- **Exercise details**
Among these lines, how many include "start"? Answer only with the number.

### Records to process

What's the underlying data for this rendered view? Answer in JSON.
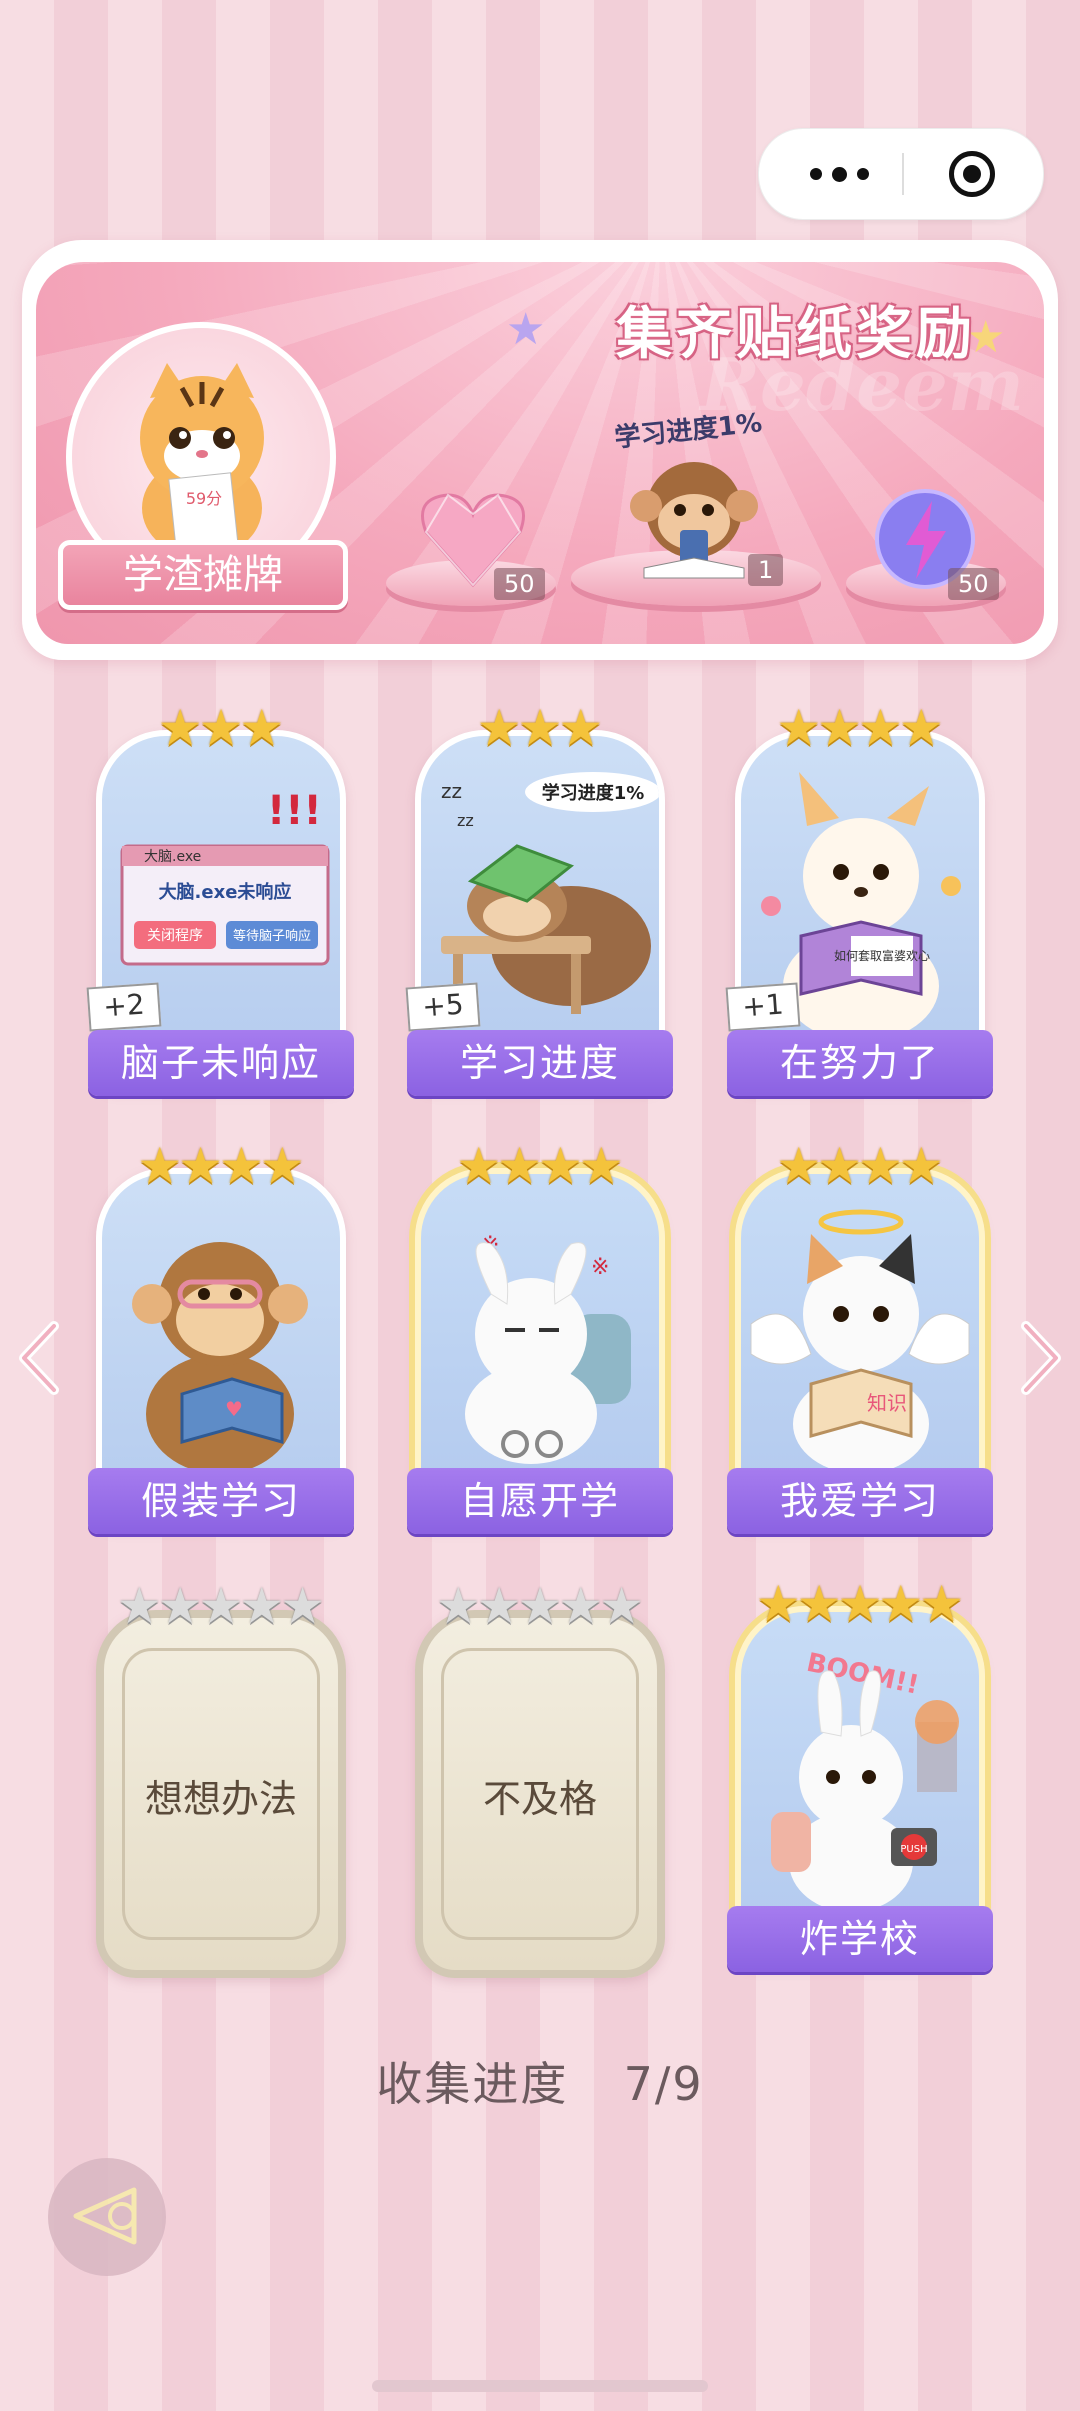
{
  "banner": {
    "title": "集齐贴纸奖励",
    "watermark": "Redeem",
    "avatar_score": "59分",
    "avatar_label": "学渣摊牌",
    "monkey_caption": "学习进度1%",
    "rewards": [
      {
        "name": "heart-gem",
        "count": "50"
      },
      {
        "name": "monkey-sticker",
        "count": "1"
      },
      {
        "name": "lightning-orb",
        "count": "50"
      }
    ]
  },
  "cards": [
    {
      "label": "脑子未响应",
      "stars": 3,
      "bonus": "+2",
      "art_text": "大脑.exe未响应",
      "btn1": "关闭程序",
      "btn2": "等待脑子响应",
      "window_title": "大脑.exe"
    },
    {
      "label": "学习进度",
      "stars": 3,
      "bonus": "+5",
      "art_text": "学习进度1%"
    },
    {
      "label": "在努力了",
      "stars": 4,
      "bonus": "+1",
      "art_text": "如何套取富婆欢心"
    },
    {
      "label": "假装学习",
      "stars": 4
    },
    {
      "label": "自愿开学",
      "stars": 4
    },
    {
      "label": "我爱学习",
      "stars": 4,
      "art_text": "知识"
    },
    {
      "label": "想想办法",
      "stars": 5,
      "locked": true
    },
    {
      "label": "不及格",
      "stars": 5,
      "locked": true
    },
    {
      "label": "炸学校",
      "stars": 5,
      "art_text": "BOOM!!",
      "push": "PUSH"
    }
  ],
  "progress": {
    "label": "收集进度",
    "value": "7/9"
  }
}
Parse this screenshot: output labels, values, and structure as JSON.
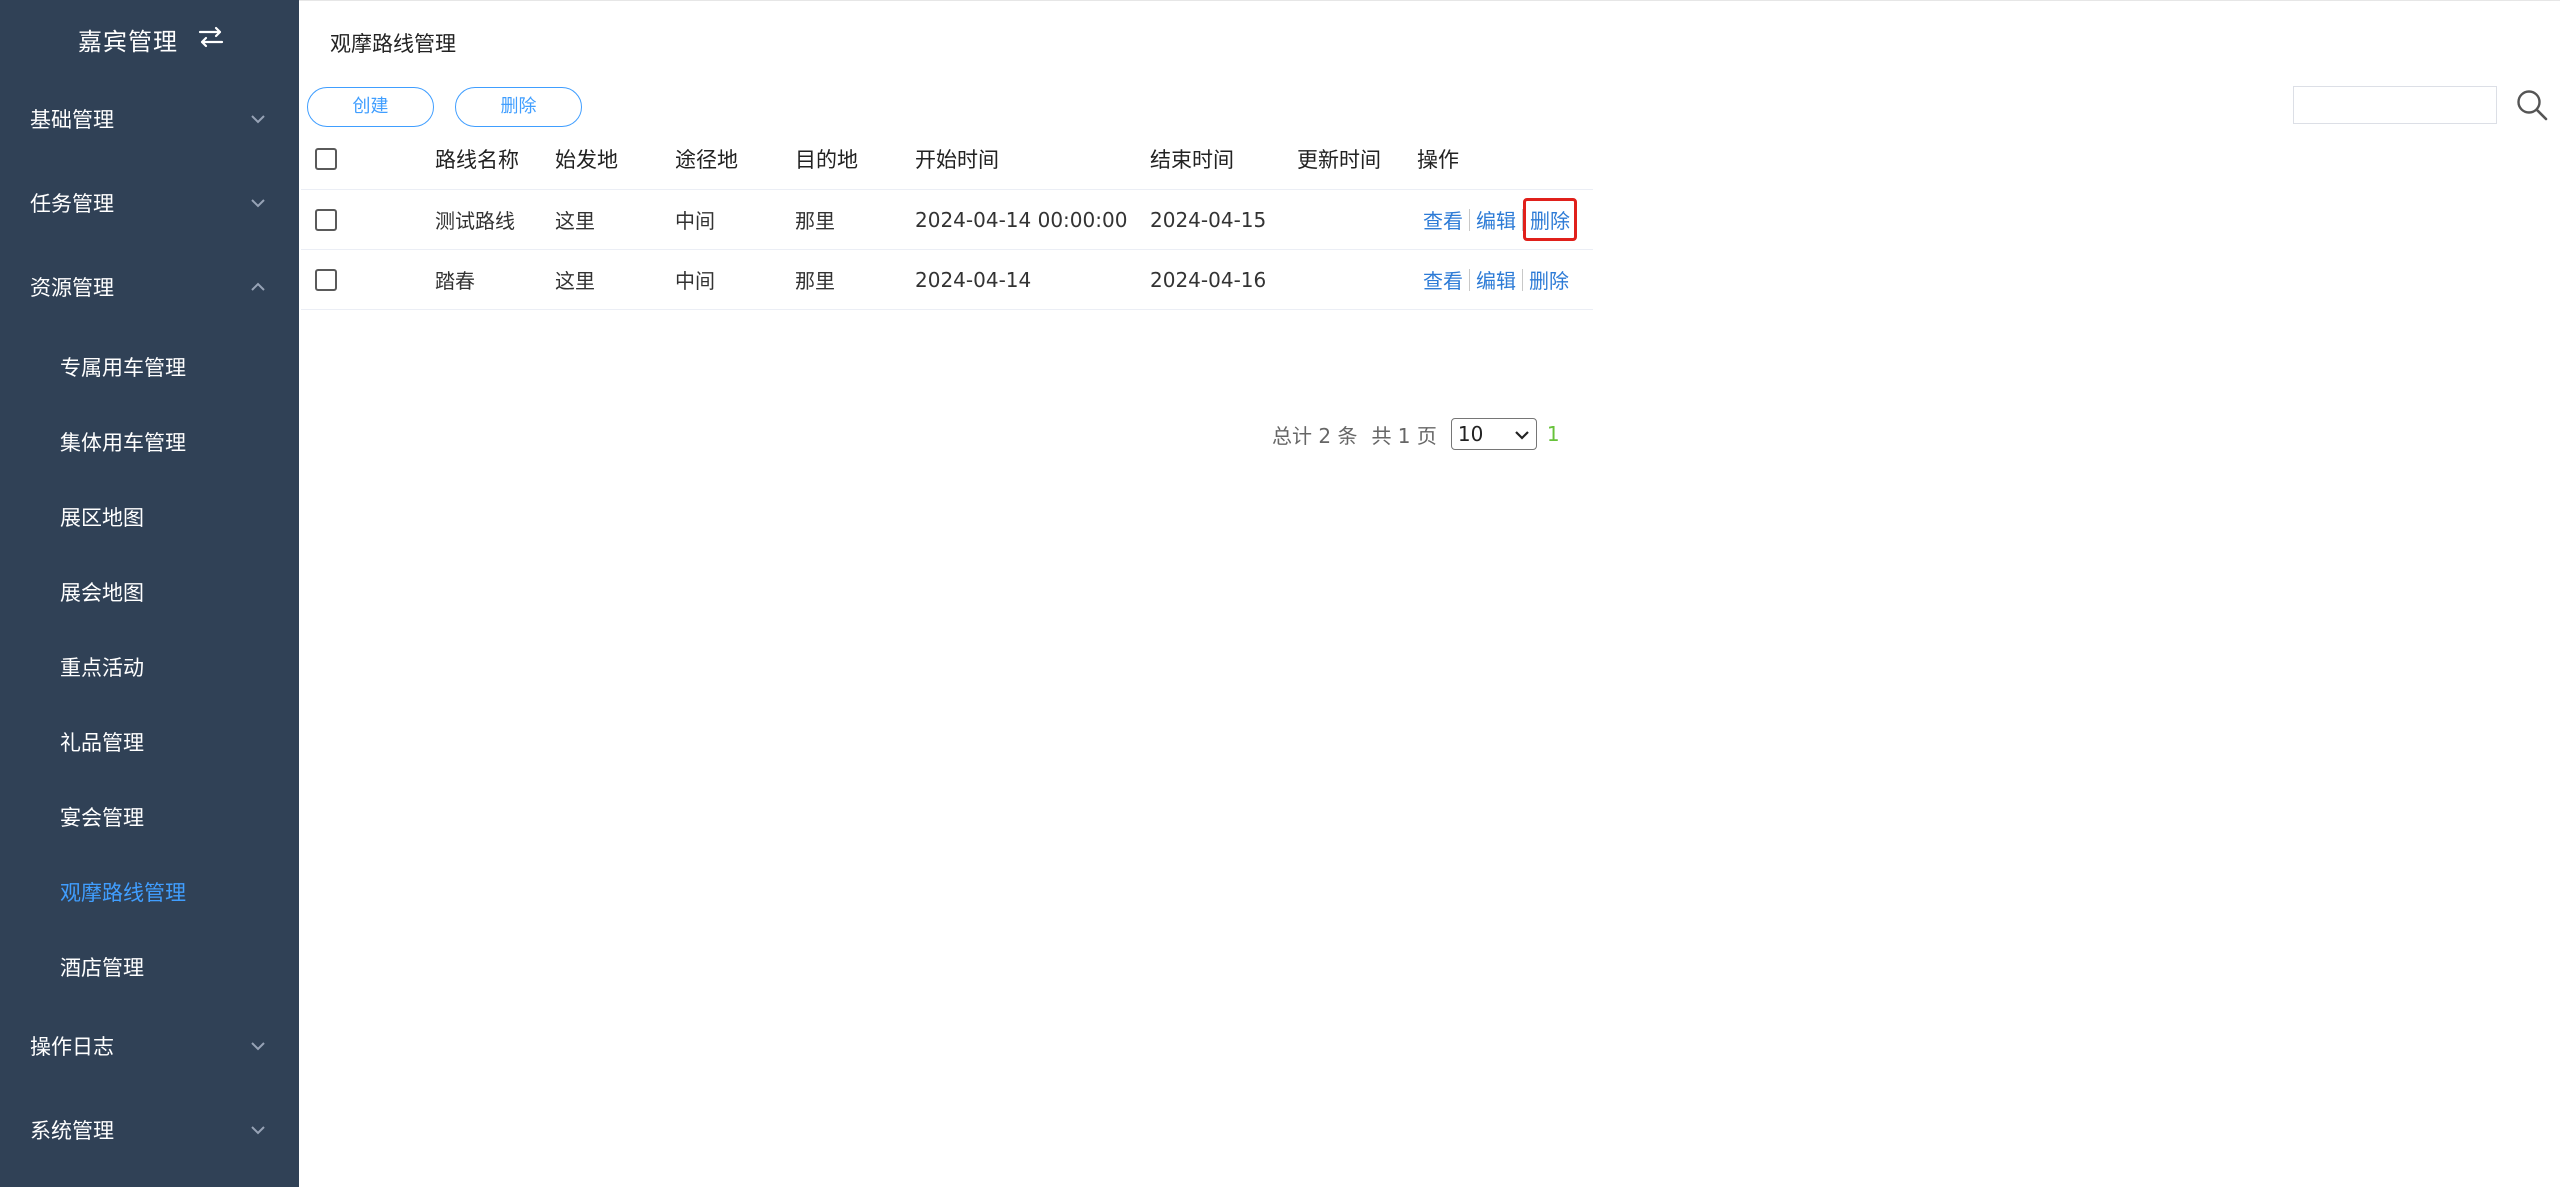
{
  "sidebar": {
    "brand": "嘉宾管理",
    "groups": [
      {
        "label": "基础管理",
        "expanded": false
      },
      {
        "label": "任务管理",
        "expanded": false
      },
      {
        "label": "资源管理",
        "expanded": true
      },
      {
        "label": "操作日志",
        "expanded": false
      },
      {
        "label": "系统管理",
        "expanded": false
      }
    ],
    "resource_items": [
      {
        "label": "专属用车管理"
      },
      {
        "label": "集体用车管理"
      },
      {
        "label": "展区地图"
      },
      {
        "label": "展会地图"
      },
      {
        "label": "重点活动"
      },
      {
        "label": "礼品管理"
      },
      {
        "label": "宴会管理"
      },
      {
        "label": "观摩路线管理",
        "active": true
      },
      {
        "label": "酒店管理"
      }
    ],
    "active_color": "#409eff",
    "background": "#304156"
  },
  "page": {
    "title": "观摩路线管理"
  },
  "toolbar": {
    "create_label": "创建",
    "delete_label": "删除",
    "search_value": ""
  },
  "table": {
    "columns": [
      "路线名称",
      "始发地",
      "途径地",
      "目的地",
      "开始时间",
      "结束时间",
      "更新时间",
      "操作"
    ],
    "rows": [
      {
        "name": "测试路线",
        "origin": "这里",
        "via": "中间",
        "dest": "那里",
        "start": "2024-04-14 00:00:00",
        "end": "2024-04-15",
        "updated": "",
        "view": "查看",
        "edit": "编辑",
        "delete": "删除"
      },
      {
        "name": "踏春",
        "origin": "这里",
        "via": "中间",
        "dest": "那里",
        "start": "2024-04-14",
        "end": "2024-04-16",
        "updated": "",
        "view": "查看",
        "edit": "编辑",
        "delete": "删除"
      }
    ]
  },
  "pagination": {
    "total_text": "总计 2 条",
    "pages_text": "共 1 页",
    "page_size": "10",
    "current_page": "1"
  }
}
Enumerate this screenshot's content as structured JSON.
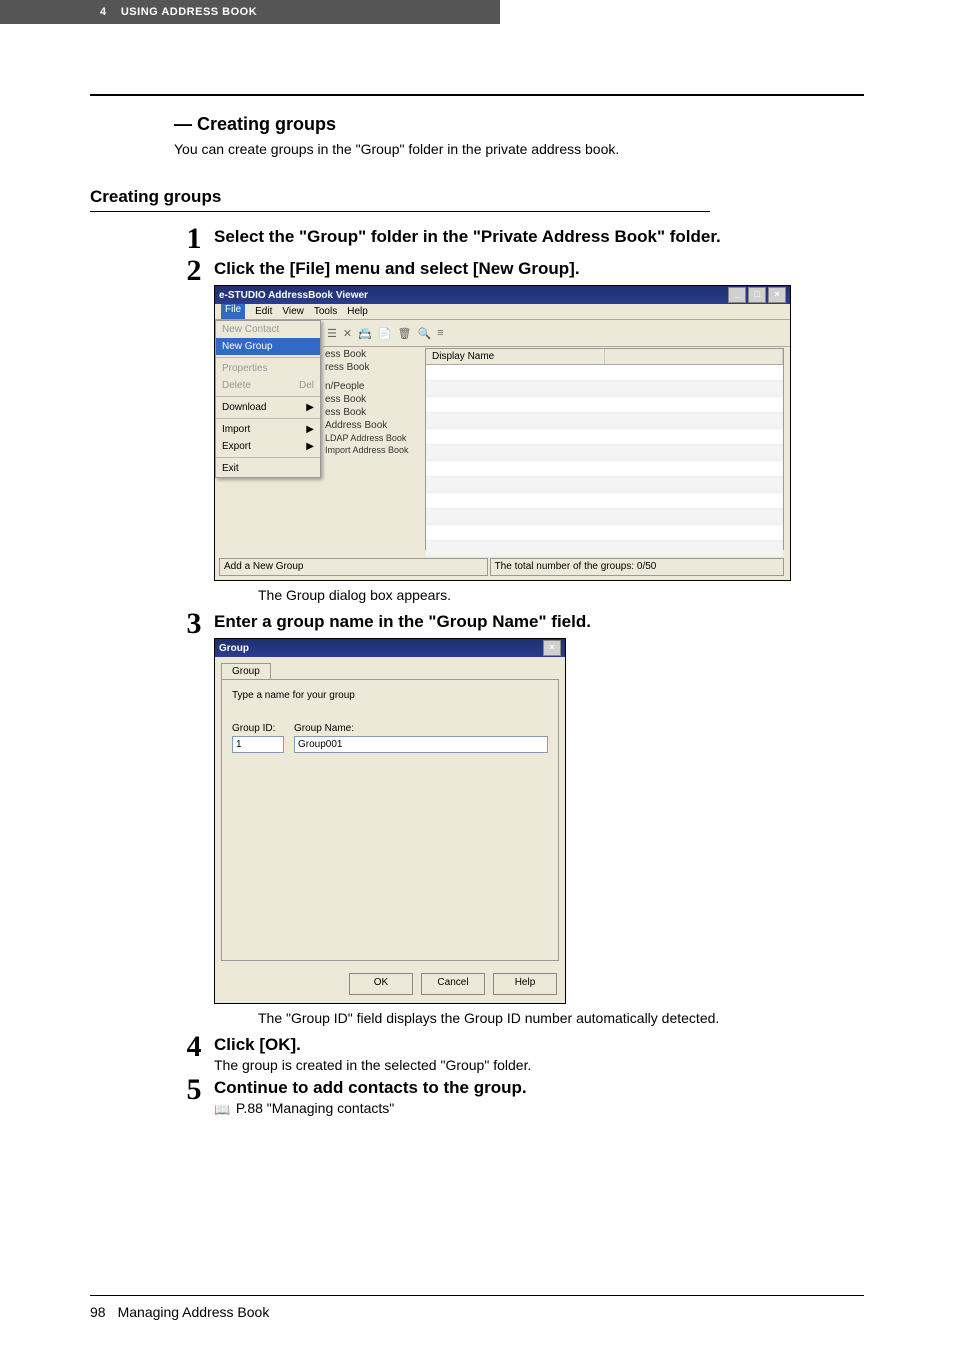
{
  "header": {
    "chapter": "4",
    "title": "USING ADDRESS BOOK"
  },
  "section": {
    "title": "— Creating groups",
    "desc": "You can create groups in the \"Group\" folder in the private address book."
  },
  "subheading": "Creating groups",
  "steps": {
    "s1": {
      "num": "1",
      "title": "Select the \"Group\" folder in the \"Private Address Book\" folder."
    },
    "s2": {
      "num": "2",
      "title": "Click the [File] menu and select [New Group].",
      "caption": "The Group dialog box appears."
    },
    "s3": {
      "num": "3",
      "title": "Enter a group name in the \"Group Name\" field.",
      "caption": "The \"Group ID\" field displays the Group ID number automatically detected."
    },
    "s4": {
      "num": "4",
      "title": "Click [OK].",
      "text": "The group is created in the selected \"Group\" folder."
    },
    "s5": {
      "num": "5",
      "title": "Continue to add contacts to the group.",
      "ref": "P.88 \"Managing contacts\""
    }
  },
  "app_window": {
    "title": "e-STUDIO AddressBook Viewer",
    "menubar": [
      "File",
      "Edit",
      "View",
      "Tools",
      "Help"
    ],
    "file_menu": {
      "new_contact": "New Contact",
      "new_group": "New Group",
      "properties": "Properties",
      "delete": "Delete",
      "delete_key": "Del",
      "download": "Download",
      "import": "Import",
      "export": "Export",
      "exit": "Exit"
    },
    "tree": {
      "ess_book": "ess Book",
      "ress_book": "ress Book",
      "n_people": "n/People",
      "ess_book2": "ess Book",
      "ess_book3": "ess Book",
      "address_book": "Address Book",
      "ldap_ab": "LDAP Address Book",
      "import_ab": "Import Address Book"
    },
    "list_header": {
      "col1": "Display Name",
      "col2": ""
    },
    "status": {
      "left": "Add a New Group",
      "right": "The total number of the groups: 0/50"
    }
  },
  "dialog": {
    "title": "Group",
    "tab": "Group",
    "instruction": "Type a name for your group",
    "id_label": "Group ID:",
    "id_value": "1",
    "name_label": "Group Name:",
    "name_value": "Group001",
    "buttons": {
      "ok": "OK",
      "cancel": "Cancel",
      "help": "Help"
    }
  },
  "footer": {
    "page": "98",
    "title": "Managing Address Book"
  }
}
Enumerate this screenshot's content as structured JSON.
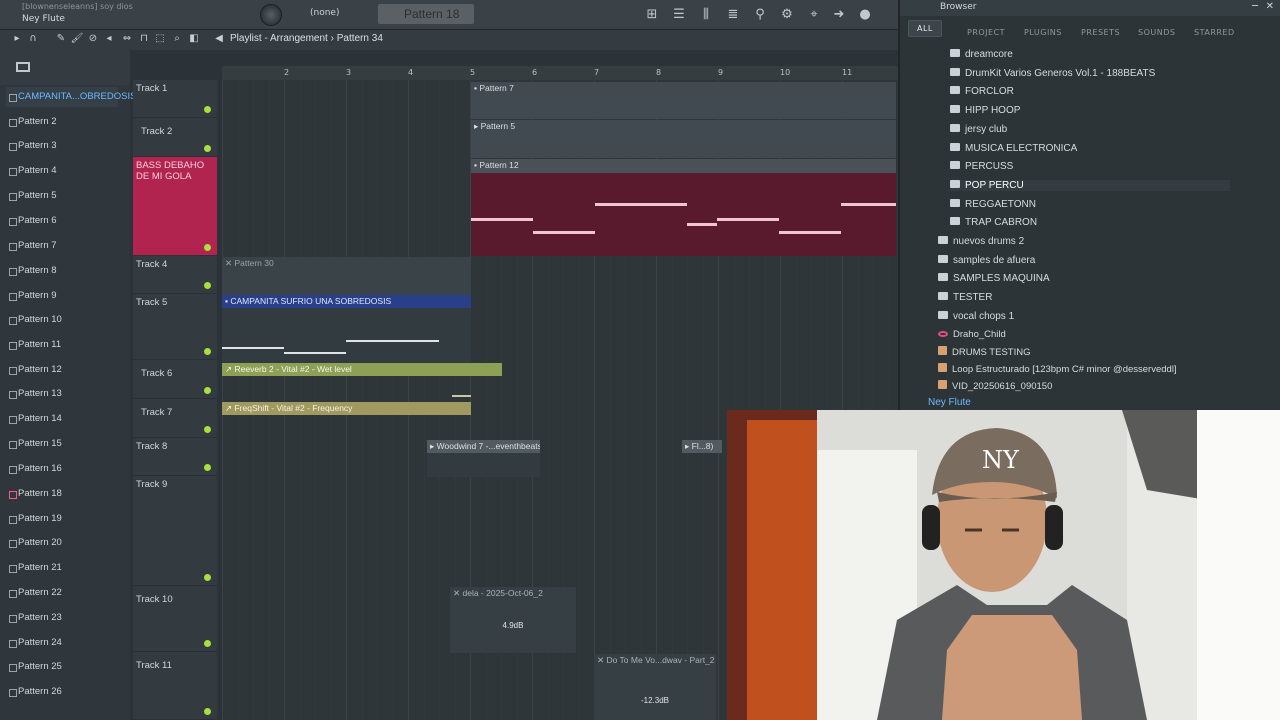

######

- **Exercise output**
2